WORK ITEM
Copy the records below exactly, omitting any pictures they contain.

SUPPLIED INFORMATION
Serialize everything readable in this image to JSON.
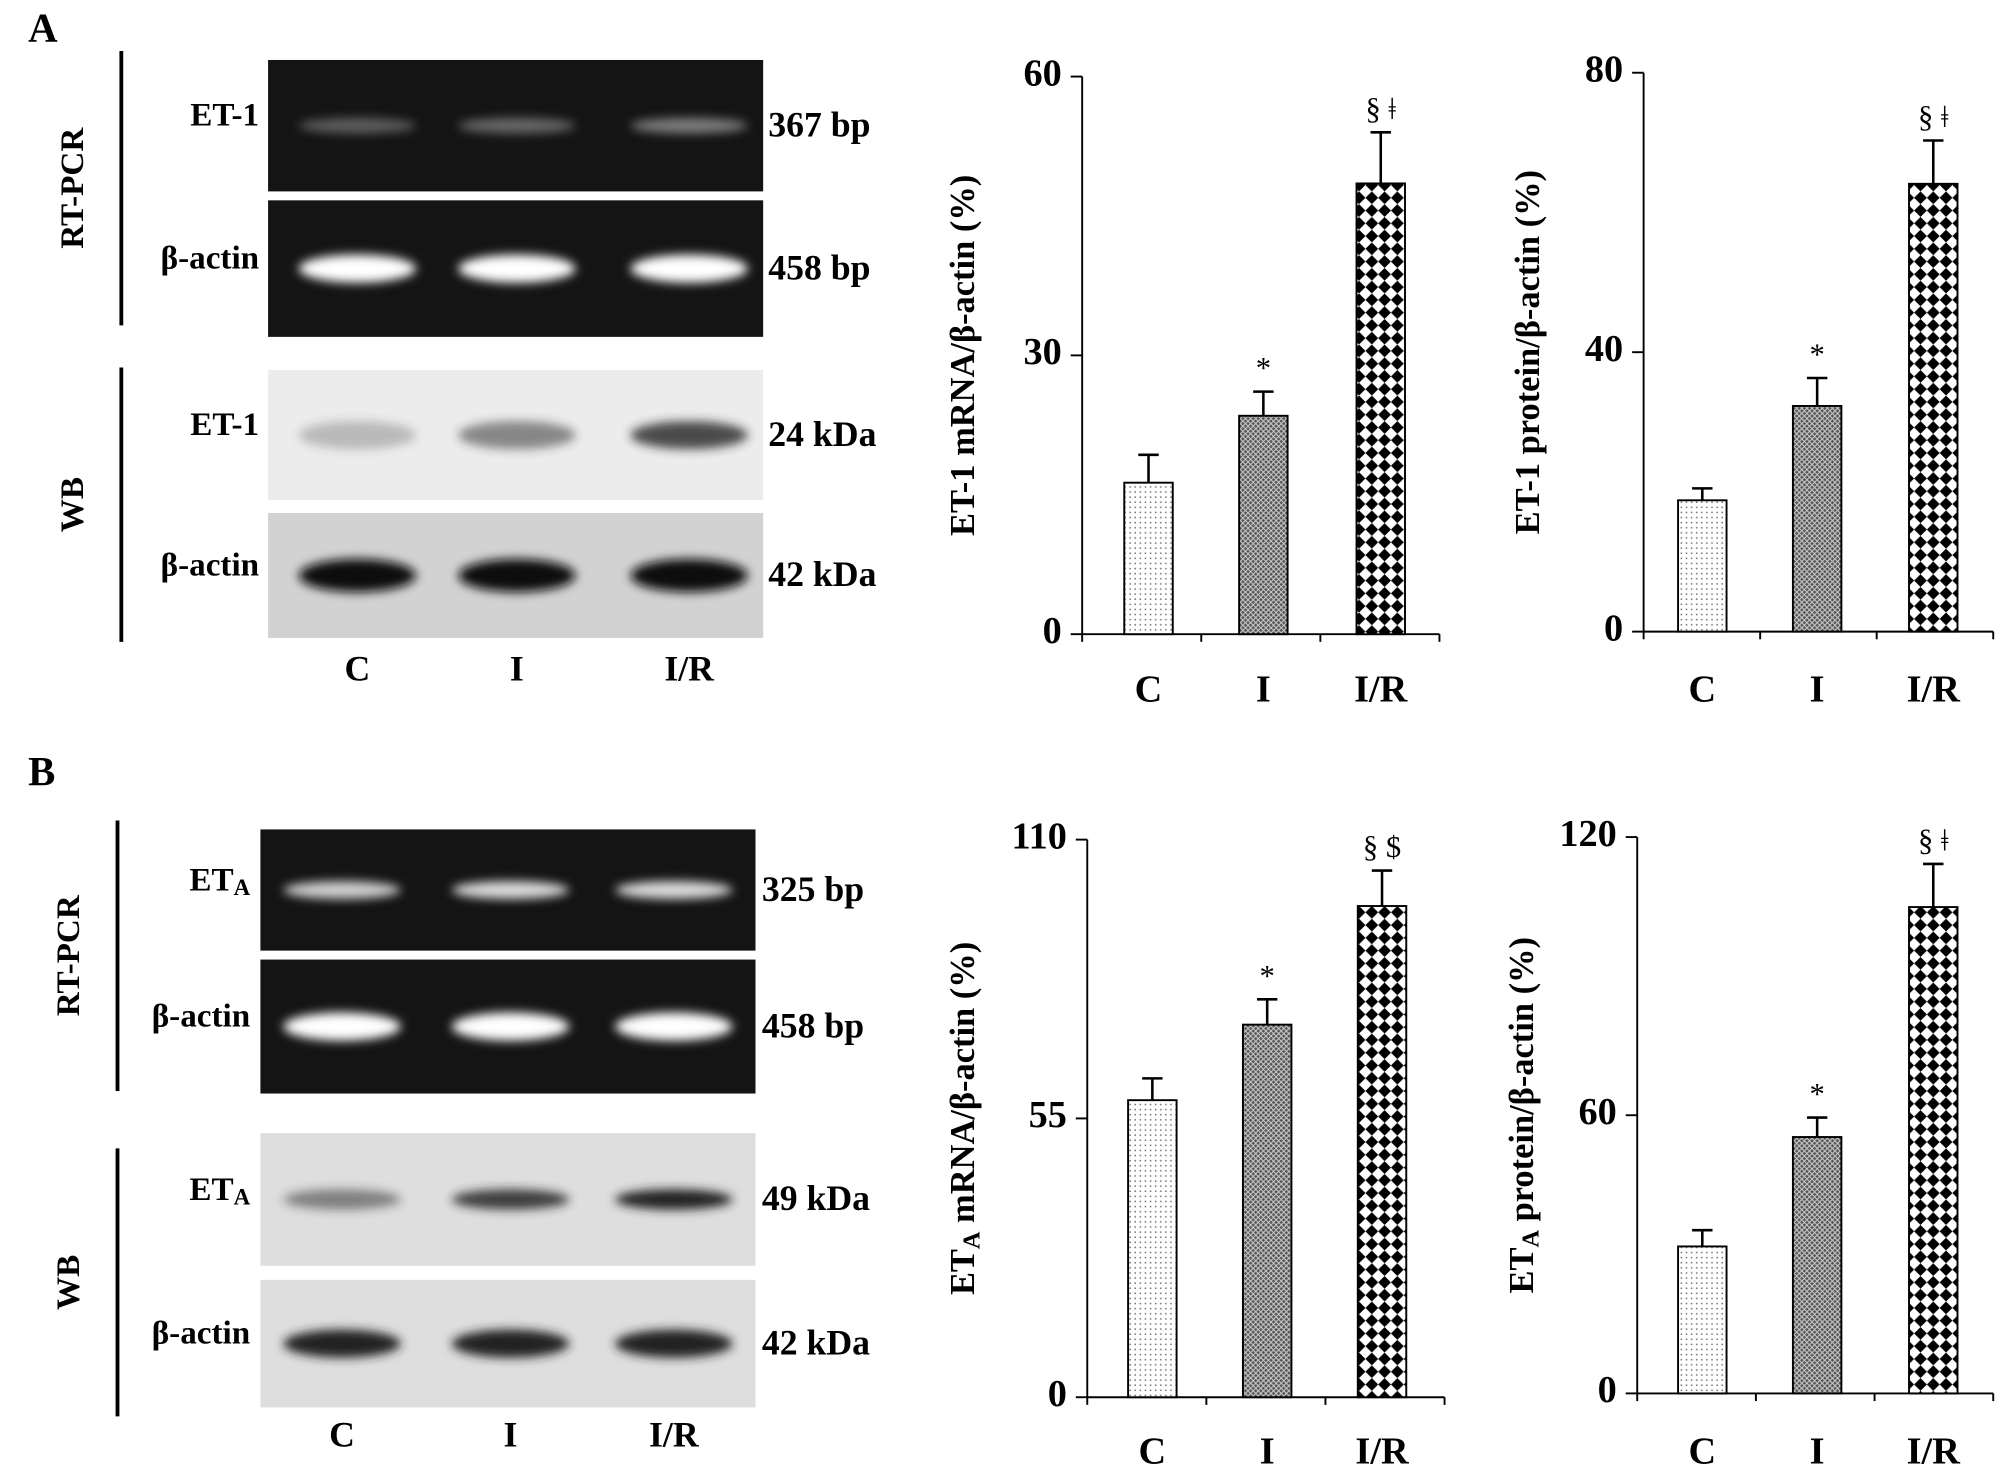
{
  "blots": [
    {
      "panel": "A",
      "lanes": [
        "C",
        "I",
        "I/R"
      ],
      "groups": [
        {
          "name": "RT-PCR",
          "rows": [
            {
              "label": "ET-1",
              "size": "367 bp"
            },
            {
              "label": "β-actin",
              "size": "458 bp"
            }
          ]
        },
        {
          "name": "WB",
          "rows": [
            {
              "label": "ET-1",
              "size": "24 kDa"
            },
            {
              "label": "β-actin",
              "size": "42 kDa"
            }
          ]
        }
      ]
    },
    {
      "panel": "B",
      "lanes": [
        "C",
        "I",
        "I/R"
      ],
      "groups": [
        {
          "name": "RT-PCR",
          "rows": [
            {
              "label": {
                "text": "ET",
                "subscript": "A"
              },
              "size": "325 bp"
            },
            {
              "label": "β-actin",
              "size": "458 bp"
            }
          ]
        },
        {
          "name": "WB",
          "rows": [
            {
              "label": {
                "text": "ET",
                "subscript": "A"
              },
              "size": "49 kDa"
            },
            {
              "label": "β-actin",
              "size": "42 kDa"
            }
          ]
        }
      ]
    }
  ],
  "chart_data": [
    {
      "type": "bar",
      "ylabel": "ET-1 mRNA/β-actin (%)",
      "categories": [
        "C",
        "I",
        "I/R"
      ],
      "values": [
        16.3,
        23.5,
        48.5
      ],
      "errors": [
        3,
        2.6,
        5.5
      ],
      "annotations": [
        null,
        "*",
        "§ ǂ"
      ],
      "ylim": [
        0,
        60
      ],
      "yticks": [
        0,
        30,
        60
      ]
    },
    {
      "type": "bar",
      "ylabel": "ET-1 protein/β-actin (%)",
      "categories": [
        "C",
        "I",
        "I/R"
      ],
      "values": [
        18.8,
        32.3,
        64.1
      ],
      "errors": [
        1.7,
        4,
        6.2
      ],
      "annotations": [
        null,
        "*",
        "§ ǂ"
      ],
      "ylim": [
        0,
        80
      ],
      "yticks": [
        0,
        40,
        80
      ]
    },
    {
      "type": "bar",
      "ylabel": {
        "text": "ET",
        "subscript": "A",
        "rest": " mRNA/β-actin (%)"
      },
      "categories": [
        "C",
        "I",
        "I/R"
      ],
      "values": [
        58.6,
        73.5,
        96.9
      ],
      "errors": [
        4.3,
        5,
        7
      ],
      "annotations": [
        null,
        "*",
        "§ $"
      ],
      "ylim": [
        0,
        110
      ],
      "yticks": [
        0,
        55,
        110
      ]
    },
    {
      "type": "bar",
      "ylabel": {
        "text": "ET",
        "subscript": "A",
        "rest": " protein/β-actin (%)"
      },
      "categories": [
        "C",
        "I",
        "I/R"
      ],
      "values": [
        31.7,
        55.3,
        104.9
      ],
      "errors": [
        3.5,
        4.2,
        9.3
      ],
      "annotations": [
        null,
        "*",
        "§ ǂ"
      ],
      "ylim": [
        0,
        120
      ],
      "yticks": [
        0,
        60,
        120
      ]
    }
  ]
}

YOUR SOLUTION
Serialize everything readable in this image to JSON.
{
  "blots": [
    {
      "panel": "A",
      "lanes": [
        "C",
        "I",
        "I/R"
      ],
      "groups": [
        {
          "name": "RT-PCR",
          "rows": [
            {
              "label": "ET-1",
              "size": "367 bp"
            },
            {
              "label": "β-actin",
              "size": "458 bp"
            }
          ]
        },
        {
          "name": "WB",
          "rows": [
            {
              "label": "ET-1",
              "size": "24 kDa"
            },
            {
              "label": "β-actin",
              "size": "42 kDa"
            }
          ]
        }
      ]
    },
    {
      "panel": "B",
      "lanes": [
        "C",
        "I",
        "I/R"
      ],
      "groups": [
        {
          "name": "RT-PCR",
          "rows": [
            {
              "label": {
                "text": "ET",
                "subscript": "A"
              },
              "size": "325 bp"
            },
            {
              "label": "β-actin",
              "size": "458 bp"
            }
          ]
        },
        {
          "name": "WB",
          "rows": [
            {
              "label": {
                "text": "ET",
                "subscript": "A"
              },
              "size": "49 kDa"
            },
            {
              "label": "β-actin",
              "size": "42 kDa"
            }
          ]
        }
      ]
    }
  ],
  "chart_data": [
    {
      "type": "bar",
      "ylabel": "ET-1 mRNA/β-actin (%)",
      "categories": [
        "C",
        "I",
        "I/R"
      ],
      "values": [
        16.3,
        23.5,
        48.5
      ],
      "errors": [
        3,
        2.6,
        5.5
      ],
      "annotations": [
        null,
        "*",
        "§ ǂ"
      ],
      "ylim": [
        0,
        60
      ],
      "yticks": [
        0,
        30,
        60
      ]
    },
    {
      "type": "bar",
      "ylabel": "ET-1 protein/β-actin (%)",
      "categories": [
        "C",
        "I",
        "I/R"
      ],
      "values": [
        18.8,
        32.3,
        64.1
      ],
      "errors": [
        1.7,
        4,
        6.2
      ],
      "annotations": [
        null,
        "*",
        "§ ǂ"
      ],
      "ylim": [
        0,
        80
      ],
      "yticks": [
        0,
        40,
        80
      ]
    },
    {
      "type": "bar",
      "ylabel": {
        "text": "ET",
        "subscript": "A",
        "rest": " mRNA/β-actin (%)"
      },
      "categories": [
        "C",
        "I",
        "I/R"
      ],
      "values": [
        58.6,
        73.5,
        96.9
      ],
      "errors": [
        4.3,
        5,
        7
      ],
      "annotations": [
        null,
        "*",
        "§ $"
      ],
      "ylim": [
        0,
        110
      ],
      "yticks": [
        0,
        55,
        110
      ]
    },
    {
      "type": "bar",
      "ylabel": {
        "text": "ET",
        "subscript": "A",
        "rest": " protein/β-actin (%)"
      },
      "categories": [
        "C",
        "I",
        "I/R"
      ],
      "values": [
        31.7,
        55.3,
        104.9
      ],
      "errors": [
        3.5,
        4.2,
        9.3
      ],
      "annotations": [
        null,
        "*",
        "§ ǂ"
      ],
      "ylim": [
        0,
        120
      ],
      "yticks": [
        0,
        60,
        120
      ]
    }
  ]
}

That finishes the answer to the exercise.